Records from a collection:
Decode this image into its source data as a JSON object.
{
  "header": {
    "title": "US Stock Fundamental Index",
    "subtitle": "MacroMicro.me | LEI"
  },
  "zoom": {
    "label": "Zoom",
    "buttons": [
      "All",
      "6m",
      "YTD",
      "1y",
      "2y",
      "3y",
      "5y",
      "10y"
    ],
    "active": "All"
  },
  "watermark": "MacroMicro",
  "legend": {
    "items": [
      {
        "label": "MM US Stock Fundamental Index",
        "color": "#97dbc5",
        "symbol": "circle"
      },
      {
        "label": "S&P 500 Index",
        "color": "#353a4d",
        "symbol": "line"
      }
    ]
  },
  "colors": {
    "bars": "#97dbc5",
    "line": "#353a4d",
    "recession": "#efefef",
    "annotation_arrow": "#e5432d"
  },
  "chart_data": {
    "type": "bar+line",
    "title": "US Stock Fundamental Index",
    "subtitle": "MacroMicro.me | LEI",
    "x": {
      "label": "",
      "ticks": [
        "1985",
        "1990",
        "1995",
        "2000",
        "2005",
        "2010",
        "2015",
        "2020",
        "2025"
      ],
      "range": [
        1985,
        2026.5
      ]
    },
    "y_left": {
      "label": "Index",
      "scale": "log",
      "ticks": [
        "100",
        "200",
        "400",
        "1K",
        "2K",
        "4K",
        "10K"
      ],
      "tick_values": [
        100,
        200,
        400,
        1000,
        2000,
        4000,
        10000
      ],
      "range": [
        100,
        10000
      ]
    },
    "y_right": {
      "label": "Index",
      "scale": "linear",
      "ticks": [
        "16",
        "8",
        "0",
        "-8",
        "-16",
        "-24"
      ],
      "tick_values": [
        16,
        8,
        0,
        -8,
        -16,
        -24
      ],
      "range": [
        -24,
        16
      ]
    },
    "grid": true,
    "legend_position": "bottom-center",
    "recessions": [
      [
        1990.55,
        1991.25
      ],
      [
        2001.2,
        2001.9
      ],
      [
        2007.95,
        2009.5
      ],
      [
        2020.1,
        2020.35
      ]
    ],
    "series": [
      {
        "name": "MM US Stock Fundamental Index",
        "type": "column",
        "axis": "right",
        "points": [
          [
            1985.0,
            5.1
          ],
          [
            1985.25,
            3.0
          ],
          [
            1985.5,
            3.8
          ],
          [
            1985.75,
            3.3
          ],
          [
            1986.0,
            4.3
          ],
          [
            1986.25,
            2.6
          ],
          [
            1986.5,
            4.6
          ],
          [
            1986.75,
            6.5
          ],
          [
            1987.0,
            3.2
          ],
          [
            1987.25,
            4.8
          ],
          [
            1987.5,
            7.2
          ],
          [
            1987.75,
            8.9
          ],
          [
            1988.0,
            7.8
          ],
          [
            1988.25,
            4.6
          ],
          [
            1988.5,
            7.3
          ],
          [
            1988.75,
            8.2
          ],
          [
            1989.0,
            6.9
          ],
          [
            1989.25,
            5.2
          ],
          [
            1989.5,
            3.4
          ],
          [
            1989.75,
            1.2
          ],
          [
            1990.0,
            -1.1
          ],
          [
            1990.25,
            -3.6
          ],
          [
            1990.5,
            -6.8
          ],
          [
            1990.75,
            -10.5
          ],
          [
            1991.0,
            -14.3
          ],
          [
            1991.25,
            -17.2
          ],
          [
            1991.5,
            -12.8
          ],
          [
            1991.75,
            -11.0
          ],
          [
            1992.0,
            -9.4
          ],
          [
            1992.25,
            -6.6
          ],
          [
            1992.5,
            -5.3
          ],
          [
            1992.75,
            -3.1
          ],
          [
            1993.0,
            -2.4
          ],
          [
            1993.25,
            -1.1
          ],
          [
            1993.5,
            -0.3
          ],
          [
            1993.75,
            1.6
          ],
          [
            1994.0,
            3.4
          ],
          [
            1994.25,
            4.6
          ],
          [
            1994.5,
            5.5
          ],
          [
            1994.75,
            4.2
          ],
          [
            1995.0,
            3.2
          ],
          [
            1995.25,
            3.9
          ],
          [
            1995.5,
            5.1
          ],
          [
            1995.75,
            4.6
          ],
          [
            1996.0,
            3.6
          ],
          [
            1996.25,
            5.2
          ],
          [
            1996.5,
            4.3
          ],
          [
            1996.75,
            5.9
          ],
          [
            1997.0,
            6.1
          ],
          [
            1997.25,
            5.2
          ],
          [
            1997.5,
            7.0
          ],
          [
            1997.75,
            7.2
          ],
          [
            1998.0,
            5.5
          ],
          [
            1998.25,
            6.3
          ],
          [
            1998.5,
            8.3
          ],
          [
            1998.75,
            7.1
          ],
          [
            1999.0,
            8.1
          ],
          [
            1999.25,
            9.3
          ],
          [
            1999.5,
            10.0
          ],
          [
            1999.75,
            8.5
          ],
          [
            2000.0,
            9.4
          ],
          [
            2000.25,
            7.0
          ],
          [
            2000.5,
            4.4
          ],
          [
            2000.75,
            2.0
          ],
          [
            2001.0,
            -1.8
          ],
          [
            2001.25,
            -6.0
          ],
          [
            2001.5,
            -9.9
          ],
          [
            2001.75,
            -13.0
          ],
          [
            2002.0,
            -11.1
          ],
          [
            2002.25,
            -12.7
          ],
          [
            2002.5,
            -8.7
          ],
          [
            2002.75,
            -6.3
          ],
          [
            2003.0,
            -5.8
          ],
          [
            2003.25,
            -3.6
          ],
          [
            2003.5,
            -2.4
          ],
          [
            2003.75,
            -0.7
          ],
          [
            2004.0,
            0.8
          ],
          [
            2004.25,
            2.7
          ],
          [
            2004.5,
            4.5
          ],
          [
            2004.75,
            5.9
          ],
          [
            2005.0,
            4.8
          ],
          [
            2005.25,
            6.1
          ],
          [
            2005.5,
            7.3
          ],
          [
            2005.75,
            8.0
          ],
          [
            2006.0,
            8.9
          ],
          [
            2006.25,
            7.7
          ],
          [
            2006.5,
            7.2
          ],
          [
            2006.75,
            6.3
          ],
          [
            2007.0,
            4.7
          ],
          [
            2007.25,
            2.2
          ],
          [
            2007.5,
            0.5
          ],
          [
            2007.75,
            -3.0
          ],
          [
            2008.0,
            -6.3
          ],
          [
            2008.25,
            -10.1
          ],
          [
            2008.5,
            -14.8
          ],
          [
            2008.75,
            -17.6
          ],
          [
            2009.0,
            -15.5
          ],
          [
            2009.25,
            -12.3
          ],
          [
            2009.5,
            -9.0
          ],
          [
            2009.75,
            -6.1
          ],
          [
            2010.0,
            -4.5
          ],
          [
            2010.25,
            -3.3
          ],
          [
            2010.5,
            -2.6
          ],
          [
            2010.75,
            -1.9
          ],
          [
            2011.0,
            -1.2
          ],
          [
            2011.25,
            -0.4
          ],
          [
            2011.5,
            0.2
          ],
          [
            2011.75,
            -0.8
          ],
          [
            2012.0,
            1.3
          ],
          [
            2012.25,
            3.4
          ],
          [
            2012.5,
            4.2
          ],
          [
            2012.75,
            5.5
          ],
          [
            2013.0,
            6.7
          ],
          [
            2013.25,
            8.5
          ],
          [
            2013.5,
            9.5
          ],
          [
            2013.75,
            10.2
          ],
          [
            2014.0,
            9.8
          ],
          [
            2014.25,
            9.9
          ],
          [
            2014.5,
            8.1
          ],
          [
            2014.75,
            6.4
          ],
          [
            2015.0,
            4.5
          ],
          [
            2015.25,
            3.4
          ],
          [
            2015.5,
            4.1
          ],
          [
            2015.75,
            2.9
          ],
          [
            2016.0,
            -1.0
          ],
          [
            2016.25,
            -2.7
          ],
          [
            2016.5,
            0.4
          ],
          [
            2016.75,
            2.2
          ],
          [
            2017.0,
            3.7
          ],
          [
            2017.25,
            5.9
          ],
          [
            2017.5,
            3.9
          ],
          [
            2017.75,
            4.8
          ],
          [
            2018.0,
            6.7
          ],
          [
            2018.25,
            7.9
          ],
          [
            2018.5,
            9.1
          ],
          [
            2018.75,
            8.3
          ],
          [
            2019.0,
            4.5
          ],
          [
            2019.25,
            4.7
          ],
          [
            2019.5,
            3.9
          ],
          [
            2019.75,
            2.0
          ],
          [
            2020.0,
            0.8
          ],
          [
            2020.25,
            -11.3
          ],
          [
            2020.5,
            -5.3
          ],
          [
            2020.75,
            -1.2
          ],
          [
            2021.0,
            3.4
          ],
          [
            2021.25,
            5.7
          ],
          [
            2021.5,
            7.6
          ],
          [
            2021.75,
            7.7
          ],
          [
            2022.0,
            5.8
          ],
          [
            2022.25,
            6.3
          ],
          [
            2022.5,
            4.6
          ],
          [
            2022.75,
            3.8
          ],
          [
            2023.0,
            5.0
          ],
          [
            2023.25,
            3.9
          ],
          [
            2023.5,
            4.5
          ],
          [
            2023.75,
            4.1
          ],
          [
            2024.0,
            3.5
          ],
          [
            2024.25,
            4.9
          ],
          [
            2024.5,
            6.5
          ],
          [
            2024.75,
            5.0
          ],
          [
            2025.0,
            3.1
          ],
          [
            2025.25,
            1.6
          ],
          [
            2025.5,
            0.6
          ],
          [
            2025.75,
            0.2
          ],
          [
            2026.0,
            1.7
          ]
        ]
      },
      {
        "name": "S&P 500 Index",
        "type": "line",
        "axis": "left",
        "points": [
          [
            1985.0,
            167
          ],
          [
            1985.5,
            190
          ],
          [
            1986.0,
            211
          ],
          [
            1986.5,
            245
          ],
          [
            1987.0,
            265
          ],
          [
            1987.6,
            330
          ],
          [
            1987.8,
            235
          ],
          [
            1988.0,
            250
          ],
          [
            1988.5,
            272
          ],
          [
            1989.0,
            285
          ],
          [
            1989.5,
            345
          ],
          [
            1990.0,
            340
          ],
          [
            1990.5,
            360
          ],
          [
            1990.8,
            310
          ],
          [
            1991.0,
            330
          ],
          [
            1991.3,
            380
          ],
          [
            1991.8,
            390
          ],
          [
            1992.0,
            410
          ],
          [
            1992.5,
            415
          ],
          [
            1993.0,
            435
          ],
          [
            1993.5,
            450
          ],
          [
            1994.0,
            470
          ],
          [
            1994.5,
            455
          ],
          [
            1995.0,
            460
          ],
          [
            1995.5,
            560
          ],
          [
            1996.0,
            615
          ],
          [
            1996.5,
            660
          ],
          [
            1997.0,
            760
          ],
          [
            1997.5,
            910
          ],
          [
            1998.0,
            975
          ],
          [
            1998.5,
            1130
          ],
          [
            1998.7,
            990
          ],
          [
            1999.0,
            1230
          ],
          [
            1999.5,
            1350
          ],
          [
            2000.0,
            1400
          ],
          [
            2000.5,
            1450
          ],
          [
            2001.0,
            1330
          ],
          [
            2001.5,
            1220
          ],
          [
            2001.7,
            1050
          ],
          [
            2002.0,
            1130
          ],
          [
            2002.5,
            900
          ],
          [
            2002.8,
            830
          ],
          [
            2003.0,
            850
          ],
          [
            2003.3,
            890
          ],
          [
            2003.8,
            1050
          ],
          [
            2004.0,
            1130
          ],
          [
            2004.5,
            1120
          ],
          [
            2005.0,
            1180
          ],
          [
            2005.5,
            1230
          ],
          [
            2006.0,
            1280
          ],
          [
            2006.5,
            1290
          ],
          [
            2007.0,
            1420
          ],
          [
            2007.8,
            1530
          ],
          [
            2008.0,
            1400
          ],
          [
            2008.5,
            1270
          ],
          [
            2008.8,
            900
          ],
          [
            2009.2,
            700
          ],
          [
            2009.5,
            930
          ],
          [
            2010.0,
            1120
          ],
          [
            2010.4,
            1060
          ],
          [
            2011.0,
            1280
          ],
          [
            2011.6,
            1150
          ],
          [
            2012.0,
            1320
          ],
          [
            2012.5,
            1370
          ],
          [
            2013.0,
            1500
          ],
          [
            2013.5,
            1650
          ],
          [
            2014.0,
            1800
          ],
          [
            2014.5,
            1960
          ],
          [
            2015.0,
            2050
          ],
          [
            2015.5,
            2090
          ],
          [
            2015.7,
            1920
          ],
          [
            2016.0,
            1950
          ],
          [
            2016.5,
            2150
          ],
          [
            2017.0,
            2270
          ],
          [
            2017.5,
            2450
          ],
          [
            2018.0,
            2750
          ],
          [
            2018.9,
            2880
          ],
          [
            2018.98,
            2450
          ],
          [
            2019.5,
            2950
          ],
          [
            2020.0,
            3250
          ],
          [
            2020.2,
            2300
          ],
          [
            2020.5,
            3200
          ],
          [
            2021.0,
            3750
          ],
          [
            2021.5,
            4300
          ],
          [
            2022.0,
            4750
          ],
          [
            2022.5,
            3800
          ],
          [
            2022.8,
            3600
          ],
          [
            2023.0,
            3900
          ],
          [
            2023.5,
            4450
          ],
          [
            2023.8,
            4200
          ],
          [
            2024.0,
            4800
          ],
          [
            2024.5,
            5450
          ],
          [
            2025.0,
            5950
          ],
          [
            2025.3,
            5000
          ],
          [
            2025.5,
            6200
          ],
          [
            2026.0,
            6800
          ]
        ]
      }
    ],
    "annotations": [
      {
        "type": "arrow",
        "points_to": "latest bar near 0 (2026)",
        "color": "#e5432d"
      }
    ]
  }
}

* * *

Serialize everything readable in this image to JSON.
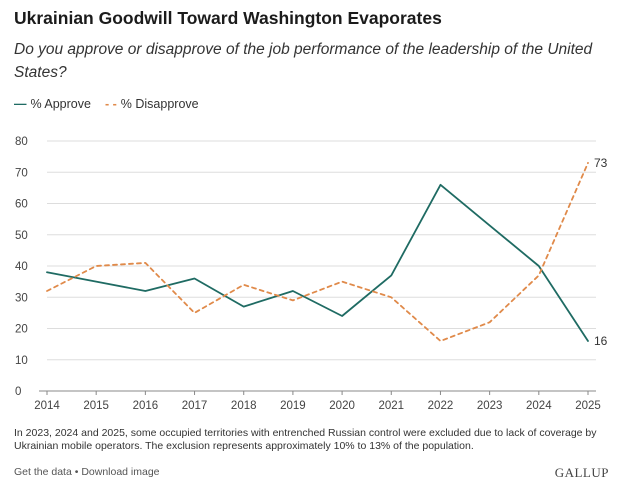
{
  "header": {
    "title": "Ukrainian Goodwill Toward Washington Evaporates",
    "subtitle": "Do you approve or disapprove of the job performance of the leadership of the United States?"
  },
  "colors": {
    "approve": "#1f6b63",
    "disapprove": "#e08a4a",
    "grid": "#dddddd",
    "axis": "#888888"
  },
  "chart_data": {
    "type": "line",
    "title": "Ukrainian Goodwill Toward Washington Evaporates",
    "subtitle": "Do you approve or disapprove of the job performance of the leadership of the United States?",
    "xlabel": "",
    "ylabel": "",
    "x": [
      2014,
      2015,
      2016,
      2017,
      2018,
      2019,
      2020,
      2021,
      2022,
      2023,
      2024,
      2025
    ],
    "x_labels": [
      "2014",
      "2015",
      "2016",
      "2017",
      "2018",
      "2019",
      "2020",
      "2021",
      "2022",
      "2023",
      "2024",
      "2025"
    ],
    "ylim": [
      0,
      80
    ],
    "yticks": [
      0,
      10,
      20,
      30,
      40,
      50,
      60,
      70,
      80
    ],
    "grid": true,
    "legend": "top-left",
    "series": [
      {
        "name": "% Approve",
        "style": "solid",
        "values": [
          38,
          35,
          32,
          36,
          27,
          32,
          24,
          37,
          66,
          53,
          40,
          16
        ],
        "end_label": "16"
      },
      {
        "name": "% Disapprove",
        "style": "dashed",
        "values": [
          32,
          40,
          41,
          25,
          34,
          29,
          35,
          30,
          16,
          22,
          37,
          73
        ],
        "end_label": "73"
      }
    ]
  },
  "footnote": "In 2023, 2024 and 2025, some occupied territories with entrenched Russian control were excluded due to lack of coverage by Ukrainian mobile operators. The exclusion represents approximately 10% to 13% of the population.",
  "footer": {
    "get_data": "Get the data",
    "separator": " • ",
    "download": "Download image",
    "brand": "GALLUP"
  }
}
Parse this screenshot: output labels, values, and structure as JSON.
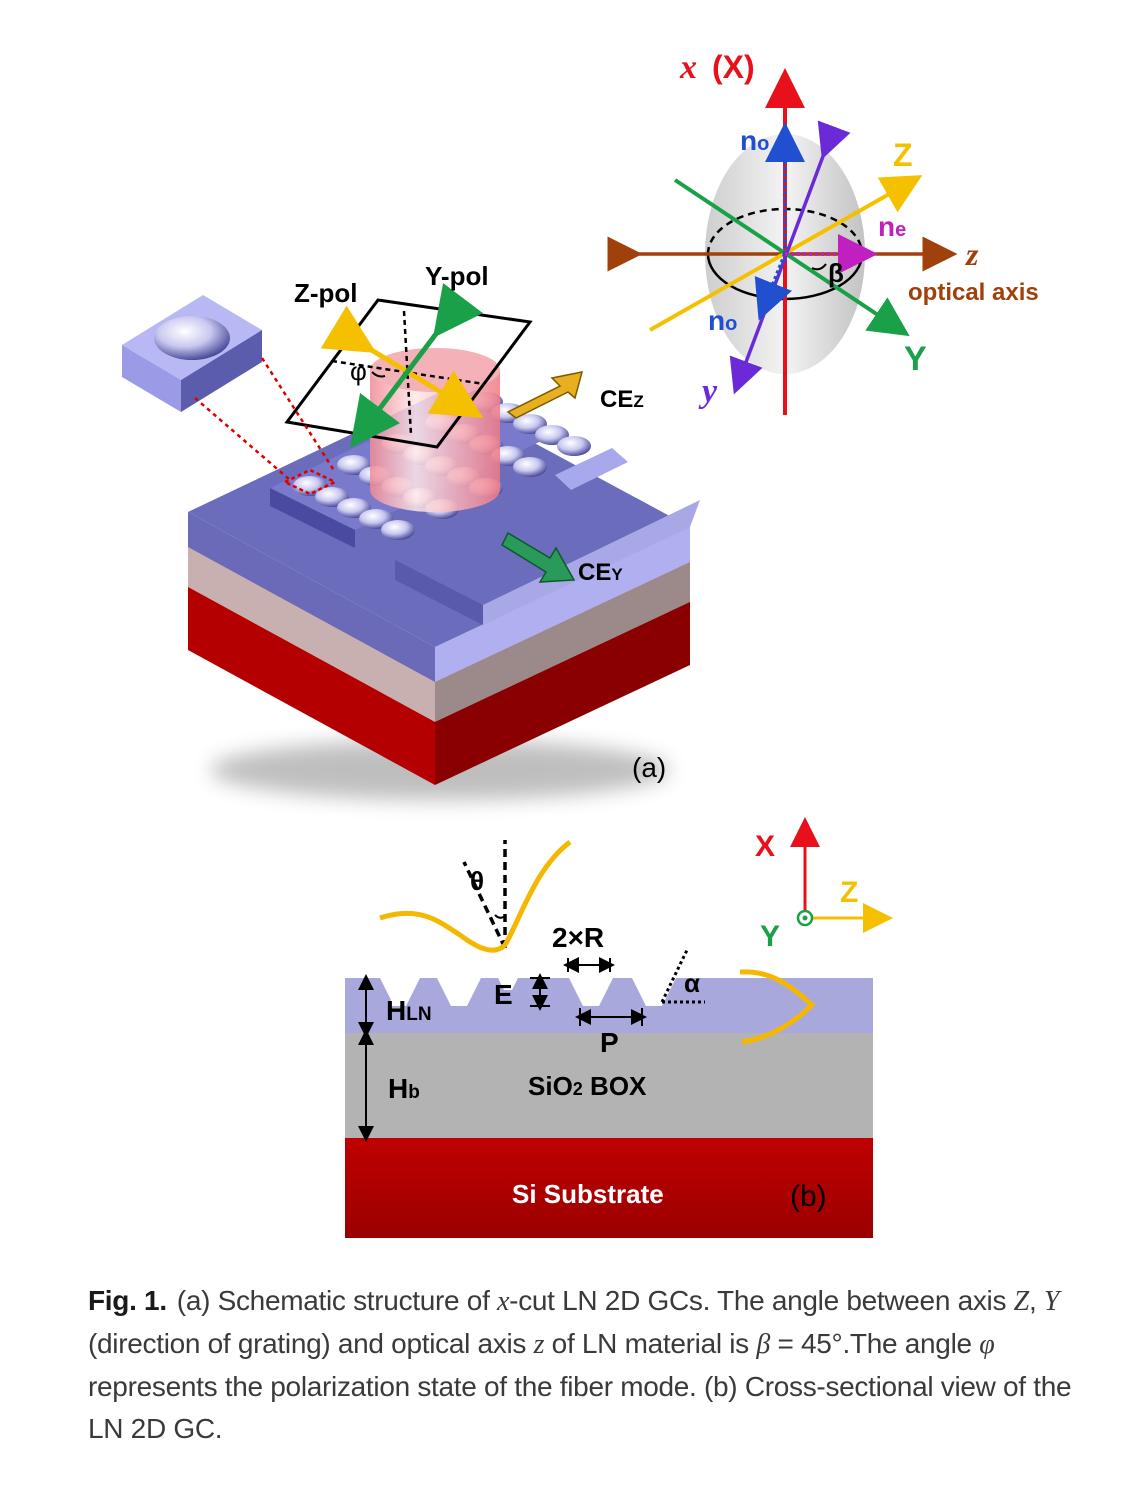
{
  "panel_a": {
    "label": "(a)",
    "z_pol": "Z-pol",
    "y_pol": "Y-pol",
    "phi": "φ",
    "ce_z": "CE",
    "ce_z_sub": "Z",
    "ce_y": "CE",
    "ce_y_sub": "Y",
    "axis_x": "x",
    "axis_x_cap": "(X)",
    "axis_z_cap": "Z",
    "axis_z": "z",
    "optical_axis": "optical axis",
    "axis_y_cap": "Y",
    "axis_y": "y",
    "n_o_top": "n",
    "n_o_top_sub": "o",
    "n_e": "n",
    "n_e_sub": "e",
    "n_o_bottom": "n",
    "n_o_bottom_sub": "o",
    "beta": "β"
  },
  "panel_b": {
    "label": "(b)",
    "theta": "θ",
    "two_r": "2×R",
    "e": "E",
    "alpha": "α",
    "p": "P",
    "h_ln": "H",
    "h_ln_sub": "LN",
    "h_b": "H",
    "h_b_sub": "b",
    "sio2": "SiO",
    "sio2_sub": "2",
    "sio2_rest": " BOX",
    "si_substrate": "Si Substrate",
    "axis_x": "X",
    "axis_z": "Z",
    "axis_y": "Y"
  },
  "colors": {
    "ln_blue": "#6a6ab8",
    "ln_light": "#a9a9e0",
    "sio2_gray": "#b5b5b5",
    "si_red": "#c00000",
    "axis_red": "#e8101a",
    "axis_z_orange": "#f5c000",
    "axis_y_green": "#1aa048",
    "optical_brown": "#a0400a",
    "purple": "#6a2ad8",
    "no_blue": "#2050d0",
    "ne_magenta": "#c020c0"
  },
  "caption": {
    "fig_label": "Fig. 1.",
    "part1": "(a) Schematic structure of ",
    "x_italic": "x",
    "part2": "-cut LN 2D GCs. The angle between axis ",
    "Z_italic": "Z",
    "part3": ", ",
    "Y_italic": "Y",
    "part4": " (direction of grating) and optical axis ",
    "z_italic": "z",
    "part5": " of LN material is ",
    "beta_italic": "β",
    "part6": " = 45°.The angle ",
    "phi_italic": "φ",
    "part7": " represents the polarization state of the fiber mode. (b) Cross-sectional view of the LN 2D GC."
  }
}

== Goal ==
Show all lines from the records above where the word "type" occurs.

== Answer ==
    "type": "bar+line",
        "type": "column",
        "type": "line",
        "type": "arrow",
    "type": "line",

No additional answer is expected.